** START Provided data **

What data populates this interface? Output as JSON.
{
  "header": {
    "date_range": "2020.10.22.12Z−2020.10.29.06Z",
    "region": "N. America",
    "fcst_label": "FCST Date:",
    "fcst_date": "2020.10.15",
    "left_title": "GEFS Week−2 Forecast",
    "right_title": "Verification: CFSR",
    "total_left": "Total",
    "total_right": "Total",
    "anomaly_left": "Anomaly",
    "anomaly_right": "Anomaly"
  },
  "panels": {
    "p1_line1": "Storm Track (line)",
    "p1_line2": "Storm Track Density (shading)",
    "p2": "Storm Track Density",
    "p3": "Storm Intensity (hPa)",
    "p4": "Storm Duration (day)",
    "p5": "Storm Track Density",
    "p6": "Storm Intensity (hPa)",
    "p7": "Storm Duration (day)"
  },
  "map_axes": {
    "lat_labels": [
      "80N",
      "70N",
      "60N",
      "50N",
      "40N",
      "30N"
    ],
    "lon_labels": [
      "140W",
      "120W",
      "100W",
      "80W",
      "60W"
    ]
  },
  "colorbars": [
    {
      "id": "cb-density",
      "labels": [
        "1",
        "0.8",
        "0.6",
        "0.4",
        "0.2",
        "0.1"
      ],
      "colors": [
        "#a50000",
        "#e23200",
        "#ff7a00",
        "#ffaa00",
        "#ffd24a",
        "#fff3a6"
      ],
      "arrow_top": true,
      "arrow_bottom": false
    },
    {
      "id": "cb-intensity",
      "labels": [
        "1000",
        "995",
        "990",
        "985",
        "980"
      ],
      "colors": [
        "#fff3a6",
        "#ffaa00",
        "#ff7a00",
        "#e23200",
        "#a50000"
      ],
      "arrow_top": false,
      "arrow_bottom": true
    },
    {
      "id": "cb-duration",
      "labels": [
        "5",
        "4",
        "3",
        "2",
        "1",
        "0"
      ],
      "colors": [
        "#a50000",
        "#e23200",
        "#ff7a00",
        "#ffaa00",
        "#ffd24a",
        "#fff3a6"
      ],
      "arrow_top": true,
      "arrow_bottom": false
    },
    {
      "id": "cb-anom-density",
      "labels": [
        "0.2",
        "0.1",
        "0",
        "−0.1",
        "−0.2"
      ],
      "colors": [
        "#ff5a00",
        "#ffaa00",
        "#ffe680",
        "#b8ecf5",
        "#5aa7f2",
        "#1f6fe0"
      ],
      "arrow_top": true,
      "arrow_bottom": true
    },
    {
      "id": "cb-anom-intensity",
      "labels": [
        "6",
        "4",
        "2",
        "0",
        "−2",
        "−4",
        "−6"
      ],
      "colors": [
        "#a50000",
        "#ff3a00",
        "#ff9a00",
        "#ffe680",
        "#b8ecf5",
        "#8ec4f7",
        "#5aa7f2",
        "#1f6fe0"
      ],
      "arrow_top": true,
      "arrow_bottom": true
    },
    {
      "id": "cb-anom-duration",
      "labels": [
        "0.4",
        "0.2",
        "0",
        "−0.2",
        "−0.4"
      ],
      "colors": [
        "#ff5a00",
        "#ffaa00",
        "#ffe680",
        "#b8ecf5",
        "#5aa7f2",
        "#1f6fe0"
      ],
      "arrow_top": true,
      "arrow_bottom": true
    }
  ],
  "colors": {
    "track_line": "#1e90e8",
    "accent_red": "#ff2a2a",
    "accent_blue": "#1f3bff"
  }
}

** END Provided data **

Write down all the entries again without a single difference.

### The reply:
What data populates this interface? Output as JSON.
{
  "header": {
    "date_range": "2020.10.22.12Z−2020.10.29.06Z",
    "region": "N. America",
    "fcst_label": "FCST Date:",
    "fcst_date": "2020.10.15",
    "left_title": "GEFS Week−2 Forecast",
    "right_title": "Verification: CFSR",
    "total_left": "Total",
    "total_right": "Total",
    "anomaly_left": "Anomaly",
    "anomaly_right": "Anomaly"
  },
  "panels": {
    "p1_line1": "Storm Track (line)",
    "p1_line2": "Storm Track Density (shading)",
    "p2": "Storm Track Density",
    "p3": "Storm Intensity (hPa)",
    "p4": "Storm Duration (day)",
    "p5": "Storm Track Density",
    "p6": "Storm Intensity (hPa)",
    "p7": "Storm Duration (day)"
  },
  "map_axes": {
    "lat_labels": [
      "80N",
      "70N",
      "60N",
      "50N",
      "40N",
      "30N"
    ],
    "lon_labels": [
      "140W",
      "120W",
      "100W",
      "80W",
      "60W"
    ]
  },
  "colorbars": [
    {
      "id": "cb-density",
      "labels": [
        "1",
        "0.8",
        "0.6",
        "0.4",
        "0.2",
        "0.1"
      ],
      "colors": [
        "#a50000",
        "#e23200",
        "#ff7a00",
        "#ffaa00",
        "#ffd24a",
        "#fff3a6"
      ],
      "arrow_top": true,
      "arrow_bottom": false
    },
    {
      "id": "cb-intensity",
      "labels": [
        "1000",
        "995",
        "990",
        "985",
        "980"
      ],
      "colors": [
        "#fff3a6",
        "#ffaa00",
        "#ff7a00",
        "#e23200",
        "#a50000"
      ],
      "arrow_top": false,
      "arrow_bottom": true
    },
    {
      "id": "cb-duration",
      "labels": [
        "5",
        "4",
        "3",
        "2",
        "1",
        "0"
      ],
      "colors": [
        "#a50000",
        "#e23200",
        "#ff7a00",
        "#ffaa00",
        "#ffd24a",
        "#fff3a6"
      ],
      "arrow_top": true,
      "arrow_bottom": false
    },
    {
      "id": "cb-anom-density",
      "labels": [
        "0.2",
        "0.1",
        "0",
        "−0.1",
        "−0.2"
      ],
      "colors": [
        "#ff5a00",
        "#ffaa00",
        "#ffe680",
        "#b8ecf5",
        "#5aa7f2",
        "#1f6fe0"
      ],
      "arrow_top": true,
      "arrow_bottom": true
    },
    {
      "id": "cb-anom-intensity",
      "labels": [
        "6",
        "4",
        "2",
        "0",
        "−2",
        "−4",
        "−6"
      ],
      "colors": [
        "#a50000",
        "#ff3a00",
        "#ff9a00",
        "#ffe680",
        "#b8ecf5",
        "#8ec4f7",
        "#5aa7f2",
        "#1f6fe0"
      ],
      "arrow_top": true,
      "arrow_bottom": true
    },
    {
      "id": "cb-anom-duration",
      "labels": [
        "0.4",
        "0.2",
        "0",
        "−0.2",
        "−0.4"
      ],
      "colors": [
        "#ff5a00",
        "#ffaa00",
        "#ffe680",
        "#b8ecf5",
        "#5aa7f2",
        "#1f6fe0"
      ],
      "arrow_top": true,
      "arrow_bottom": true
    }
  ],
  "colors": {
    "track_line": "#1e90e8",
    "accent_red": "#ff2a2a",
    "accent_blue": "#1f3bff"
  }
}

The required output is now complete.